# [PROBLEM DETAILS]
From the entries that follow, list every line in which the string "name" appears.

# [STORED RECORDS]

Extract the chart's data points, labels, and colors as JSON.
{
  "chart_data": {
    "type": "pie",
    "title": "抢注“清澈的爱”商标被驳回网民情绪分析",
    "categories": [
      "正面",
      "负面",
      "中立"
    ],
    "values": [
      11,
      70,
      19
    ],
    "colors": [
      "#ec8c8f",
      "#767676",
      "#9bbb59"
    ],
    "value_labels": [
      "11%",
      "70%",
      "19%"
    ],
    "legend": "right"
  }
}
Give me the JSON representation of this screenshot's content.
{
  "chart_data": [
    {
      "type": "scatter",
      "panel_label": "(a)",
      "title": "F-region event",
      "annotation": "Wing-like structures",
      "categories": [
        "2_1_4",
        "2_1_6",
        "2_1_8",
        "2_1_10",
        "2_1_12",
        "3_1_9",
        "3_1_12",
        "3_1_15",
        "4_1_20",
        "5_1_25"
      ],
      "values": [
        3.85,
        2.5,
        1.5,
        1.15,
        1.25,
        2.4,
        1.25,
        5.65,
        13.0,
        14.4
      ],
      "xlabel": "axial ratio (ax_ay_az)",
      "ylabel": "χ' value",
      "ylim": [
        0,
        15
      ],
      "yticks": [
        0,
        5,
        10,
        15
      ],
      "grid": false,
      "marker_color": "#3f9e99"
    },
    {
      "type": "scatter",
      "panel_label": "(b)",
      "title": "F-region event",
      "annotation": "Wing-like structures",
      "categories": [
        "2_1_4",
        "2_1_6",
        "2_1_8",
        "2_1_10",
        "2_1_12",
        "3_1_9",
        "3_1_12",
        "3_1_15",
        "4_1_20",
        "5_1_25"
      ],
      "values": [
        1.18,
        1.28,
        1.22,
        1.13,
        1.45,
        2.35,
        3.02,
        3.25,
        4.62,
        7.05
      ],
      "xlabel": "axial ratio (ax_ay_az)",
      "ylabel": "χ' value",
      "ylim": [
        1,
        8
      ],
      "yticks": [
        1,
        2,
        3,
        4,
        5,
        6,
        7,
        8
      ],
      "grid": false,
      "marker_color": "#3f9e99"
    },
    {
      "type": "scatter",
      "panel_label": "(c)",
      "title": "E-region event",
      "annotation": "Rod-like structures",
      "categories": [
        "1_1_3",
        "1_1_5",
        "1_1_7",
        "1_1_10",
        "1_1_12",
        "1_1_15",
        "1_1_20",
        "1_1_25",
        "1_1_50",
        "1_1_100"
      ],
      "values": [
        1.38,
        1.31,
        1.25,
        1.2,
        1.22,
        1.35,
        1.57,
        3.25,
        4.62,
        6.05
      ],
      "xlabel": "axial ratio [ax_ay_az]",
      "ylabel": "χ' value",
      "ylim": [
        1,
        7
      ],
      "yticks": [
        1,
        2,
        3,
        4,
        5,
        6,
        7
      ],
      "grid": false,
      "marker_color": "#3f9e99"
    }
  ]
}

==

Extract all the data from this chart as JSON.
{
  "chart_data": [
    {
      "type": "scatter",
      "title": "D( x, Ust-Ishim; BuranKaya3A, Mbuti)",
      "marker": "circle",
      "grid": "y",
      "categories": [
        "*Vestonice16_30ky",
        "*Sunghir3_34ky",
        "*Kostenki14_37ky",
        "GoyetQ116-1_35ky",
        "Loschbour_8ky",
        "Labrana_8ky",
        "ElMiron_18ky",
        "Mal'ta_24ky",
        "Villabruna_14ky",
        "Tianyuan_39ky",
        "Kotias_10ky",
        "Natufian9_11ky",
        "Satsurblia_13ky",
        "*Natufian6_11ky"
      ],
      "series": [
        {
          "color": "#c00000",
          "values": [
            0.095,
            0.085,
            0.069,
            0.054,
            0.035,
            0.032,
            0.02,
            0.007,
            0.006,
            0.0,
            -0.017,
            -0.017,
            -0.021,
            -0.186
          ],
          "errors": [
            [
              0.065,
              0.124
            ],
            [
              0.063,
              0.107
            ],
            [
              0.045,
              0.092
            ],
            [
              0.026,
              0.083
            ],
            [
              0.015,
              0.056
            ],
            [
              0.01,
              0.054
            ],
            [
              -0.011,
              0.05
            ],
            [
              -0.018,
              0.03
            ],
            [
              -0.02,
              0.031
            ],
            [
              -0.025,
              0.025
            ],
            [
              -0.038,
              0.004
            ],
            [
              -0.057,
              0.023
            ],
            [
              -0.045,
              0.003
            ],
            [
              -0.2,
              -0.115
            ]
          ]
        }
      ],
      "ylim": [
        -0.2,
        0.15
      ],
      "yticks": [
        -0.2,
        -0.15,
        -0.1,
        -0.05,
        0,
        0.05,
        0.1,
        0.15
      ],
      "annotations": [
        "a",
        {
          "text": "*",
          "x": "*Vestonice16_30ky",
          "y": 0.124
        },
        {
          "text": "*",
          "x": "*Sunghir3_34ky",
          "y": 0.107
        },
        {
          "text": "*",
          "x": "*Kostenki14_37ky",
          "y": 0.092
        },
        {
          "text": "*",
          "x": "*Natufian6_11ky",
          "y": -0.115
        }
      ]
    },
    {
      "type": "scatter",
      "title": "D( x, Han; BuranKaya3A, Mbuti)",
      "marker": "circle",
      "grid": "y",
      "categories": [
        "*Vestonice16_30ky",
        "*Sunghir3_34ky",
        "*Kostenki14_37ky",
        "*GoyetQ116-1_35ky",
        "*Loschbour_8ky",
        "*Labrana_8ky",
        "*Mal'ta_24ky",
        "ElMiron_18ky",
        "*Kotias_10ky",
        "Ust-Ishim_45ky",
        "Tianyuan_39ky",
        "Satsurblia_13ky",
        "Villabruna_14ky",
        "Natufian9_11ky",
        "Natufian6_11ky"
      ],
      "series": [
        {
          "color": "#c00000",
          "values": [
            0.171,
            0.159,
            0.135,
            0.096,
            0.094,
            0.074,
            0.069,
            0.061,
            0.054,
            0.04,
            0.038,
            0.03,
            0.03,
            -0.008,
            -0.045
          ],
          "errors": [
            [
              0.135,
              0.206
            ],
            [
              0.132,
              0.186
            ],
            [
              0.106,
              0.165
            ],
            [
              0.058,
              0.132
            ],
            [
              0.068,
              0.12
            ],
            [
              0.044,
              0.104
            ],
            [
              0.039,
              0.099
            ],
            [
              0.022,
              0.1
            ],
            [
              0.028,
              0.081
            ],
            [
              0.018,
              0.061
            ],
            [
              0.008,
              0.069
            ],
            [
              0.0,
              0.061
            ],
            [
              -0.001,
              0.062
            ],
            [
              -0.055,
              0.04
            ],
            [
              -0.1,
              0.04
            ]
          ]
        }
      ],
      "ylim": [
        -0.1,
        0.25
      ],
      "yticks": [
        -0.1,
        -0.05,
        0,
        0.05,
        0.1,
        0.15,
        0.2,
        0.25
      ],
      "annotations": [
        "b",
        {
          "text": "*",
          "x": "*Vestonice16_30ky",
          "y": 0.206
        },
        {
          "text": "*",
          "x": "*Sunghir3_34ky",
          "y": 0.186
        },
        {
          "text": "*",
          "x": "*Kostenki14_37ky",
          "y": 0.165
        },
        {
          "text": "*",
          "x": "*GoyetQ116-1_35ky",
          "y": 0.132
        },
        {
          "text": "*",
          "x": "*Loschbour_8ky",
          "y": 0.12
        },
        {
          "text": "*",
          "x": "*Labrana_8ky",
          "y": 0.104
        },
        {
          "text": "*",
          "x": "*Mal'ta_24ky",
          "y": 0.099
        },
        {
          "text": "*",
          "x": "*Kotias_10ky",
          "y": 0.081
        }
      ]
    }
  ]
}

==

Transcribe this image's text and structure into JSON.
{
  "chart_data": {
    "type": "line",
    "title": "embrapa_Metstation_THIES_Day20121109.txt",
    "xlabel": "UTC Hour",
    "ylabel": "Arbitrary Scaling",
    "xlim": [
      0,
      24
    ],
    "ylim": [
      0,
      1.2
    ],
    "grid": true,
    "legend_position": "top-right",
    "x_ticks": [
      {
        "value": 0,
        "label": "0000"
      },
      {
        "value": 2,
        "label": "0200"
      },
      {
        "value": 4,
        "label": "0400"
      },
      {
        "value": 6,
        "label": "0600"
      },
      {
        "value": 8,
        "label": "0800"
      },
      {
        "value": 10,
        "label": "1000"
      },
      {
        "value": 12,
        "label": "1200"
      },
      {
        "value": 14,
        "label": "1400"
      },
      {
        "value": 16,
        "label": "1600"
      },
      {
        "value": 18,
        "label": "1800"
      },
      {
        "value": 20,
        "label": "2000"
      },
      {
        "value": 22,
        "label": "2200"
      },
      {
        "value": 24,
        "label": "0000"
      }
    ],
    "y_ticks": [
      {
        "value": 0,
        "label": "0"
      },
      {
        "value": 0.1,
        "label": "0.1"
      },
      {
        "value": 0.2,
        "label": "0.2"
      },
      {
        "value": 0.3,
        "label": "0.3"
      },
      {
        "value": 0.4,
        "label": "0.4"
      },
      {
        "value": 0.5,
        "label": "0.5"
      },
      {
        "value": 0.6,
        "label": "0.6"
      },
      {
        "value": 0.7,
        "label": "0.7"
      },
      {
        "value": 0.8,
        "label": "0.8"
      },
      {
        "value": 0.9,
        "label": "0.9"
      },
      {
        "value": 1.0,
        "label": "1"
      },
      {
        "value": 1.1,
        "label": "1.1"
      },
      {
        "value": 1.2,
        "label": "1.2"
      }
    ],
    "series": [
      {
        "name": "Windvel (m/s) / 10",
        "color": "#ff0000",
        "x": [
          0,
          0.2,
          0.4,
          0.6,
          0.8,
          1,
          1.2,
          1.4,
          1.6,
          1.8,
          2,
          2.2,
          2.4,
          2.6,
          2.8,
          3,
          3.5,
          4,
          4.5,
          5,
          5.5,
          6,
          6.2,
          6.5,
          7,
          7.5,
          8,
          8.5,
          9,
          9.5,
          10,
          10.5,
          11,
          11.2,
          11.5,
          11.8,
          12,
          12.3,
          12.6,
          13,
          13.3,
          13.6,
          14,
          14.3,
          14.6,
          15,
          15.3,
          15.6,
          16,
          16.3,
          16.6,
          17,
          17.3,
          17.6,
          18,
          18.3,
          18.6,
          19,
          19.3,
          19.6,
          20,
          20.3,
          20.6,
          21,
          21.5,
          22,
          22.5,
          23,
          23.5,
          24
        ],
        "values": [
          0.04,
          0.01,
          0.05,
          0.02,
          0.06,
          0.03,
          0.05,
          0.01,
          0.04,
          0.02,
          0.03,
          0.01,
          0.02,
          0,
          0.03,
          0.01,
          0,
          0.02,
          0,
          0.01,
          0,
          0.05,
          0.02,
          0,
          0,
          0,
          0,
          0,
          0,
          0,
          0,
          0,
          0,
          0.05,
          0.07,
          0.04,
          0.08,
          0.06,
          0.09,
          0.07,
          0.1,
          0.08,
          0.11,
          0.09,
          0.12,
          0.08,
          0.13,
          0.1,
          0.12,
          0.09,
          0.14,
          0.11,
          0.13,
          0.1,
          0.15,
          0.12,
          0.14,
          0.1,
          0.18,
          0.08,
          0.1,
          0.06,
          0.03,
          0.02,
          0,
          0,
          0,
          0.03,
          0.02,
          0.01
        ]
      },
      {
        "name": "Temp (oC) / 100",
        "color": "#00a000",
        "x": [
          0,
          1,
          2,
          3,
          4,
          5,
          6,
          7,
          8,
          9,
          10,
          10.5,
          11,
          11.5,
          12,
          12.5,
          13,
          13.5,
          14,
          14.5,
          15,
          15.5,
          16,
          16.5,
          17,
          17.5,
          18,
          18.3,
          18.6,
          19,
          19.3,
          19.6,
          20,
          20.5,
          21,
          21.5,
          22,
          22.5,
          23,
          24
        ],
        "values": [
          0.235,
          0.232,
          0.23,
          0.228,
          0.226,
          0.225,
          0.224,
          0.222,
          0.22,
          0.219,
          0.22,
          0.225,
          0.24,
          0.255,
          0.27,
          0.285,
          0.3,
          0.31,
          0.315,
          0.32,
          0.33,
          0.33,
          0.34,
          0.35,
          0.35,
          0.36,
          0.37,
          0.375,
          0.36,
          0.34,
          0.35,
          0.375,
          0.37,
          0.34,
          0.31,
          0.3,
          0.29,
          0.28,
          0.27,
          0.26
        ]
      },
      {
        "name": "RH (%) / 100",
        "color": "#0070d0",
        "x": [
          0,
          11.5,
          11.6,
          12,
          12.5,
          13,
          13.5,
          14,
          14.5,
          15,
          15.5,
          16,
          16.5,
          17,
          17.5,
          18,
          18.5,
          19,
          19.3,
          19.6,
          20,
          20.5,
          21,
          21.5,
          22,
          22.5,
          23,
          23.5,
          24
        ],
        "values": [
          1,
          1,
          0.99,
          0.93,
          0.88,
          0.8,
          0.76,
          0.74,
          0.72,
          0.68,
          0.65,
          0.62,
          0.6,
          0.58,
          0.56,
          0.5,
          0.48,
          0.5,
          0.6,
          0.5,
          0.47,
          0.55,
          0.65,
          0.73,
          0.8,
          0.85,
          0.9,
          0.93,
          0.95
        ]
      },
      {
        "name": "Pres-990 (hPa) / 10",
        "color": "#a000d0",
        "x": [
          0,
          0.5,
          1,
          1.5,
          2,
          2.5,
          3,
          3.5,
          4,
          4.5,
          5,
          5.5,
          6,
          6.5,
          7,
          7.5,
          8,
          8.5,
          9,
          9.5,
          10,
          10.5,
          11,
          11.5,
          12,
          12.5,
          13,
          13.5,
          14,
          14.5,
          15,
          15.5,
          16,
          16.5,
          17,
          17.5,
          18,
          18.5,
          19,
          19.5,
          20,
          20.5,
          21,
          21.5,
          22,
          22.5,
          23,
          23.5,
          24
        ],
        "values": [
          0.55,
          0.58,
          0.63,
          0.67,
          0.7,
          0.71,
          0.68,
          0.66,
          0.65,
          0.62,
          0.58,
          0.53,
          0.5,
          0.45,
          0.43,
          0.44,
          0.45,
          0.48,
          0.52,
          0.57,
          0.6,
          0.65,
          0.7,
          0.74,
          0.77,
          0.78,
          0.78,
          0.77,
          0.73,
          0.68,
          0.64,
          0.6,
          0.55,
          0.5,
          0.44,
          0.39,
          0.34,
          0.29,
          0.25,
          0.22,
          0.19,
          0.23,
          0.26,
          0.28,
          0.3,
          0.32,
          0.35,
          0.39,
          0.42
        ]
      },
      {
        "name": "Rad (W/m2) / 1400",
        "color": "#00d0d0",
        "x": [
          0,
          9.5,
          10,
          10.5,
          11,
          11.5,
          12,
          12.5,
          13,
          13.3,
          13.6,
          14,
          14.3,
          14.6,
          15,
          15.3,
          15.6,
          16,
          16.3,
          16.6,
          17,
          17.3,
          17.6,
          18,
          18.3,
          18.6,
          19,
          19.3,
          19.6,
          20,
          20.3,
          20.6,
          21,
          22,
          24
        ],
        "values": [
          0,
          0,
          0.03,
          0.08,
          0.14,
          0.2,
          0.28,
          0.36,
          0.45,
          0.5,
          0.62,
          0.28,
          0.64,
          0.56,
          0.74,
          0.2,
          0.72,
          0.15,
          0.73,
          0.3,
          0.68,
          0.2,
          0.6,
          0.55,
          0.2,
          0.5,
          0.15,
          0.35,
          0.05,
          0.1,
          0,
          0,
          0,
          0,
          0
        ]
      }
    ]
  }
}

# [REPLY]
        "name": "Windvel (m/s) / 10",
        "name": "Temp (oC) / 100",
        "name": "RH (%) / 100",
        "name": "Pres-990 (hPa) / 10",
        "name": "Rad (W/m2) / 1400",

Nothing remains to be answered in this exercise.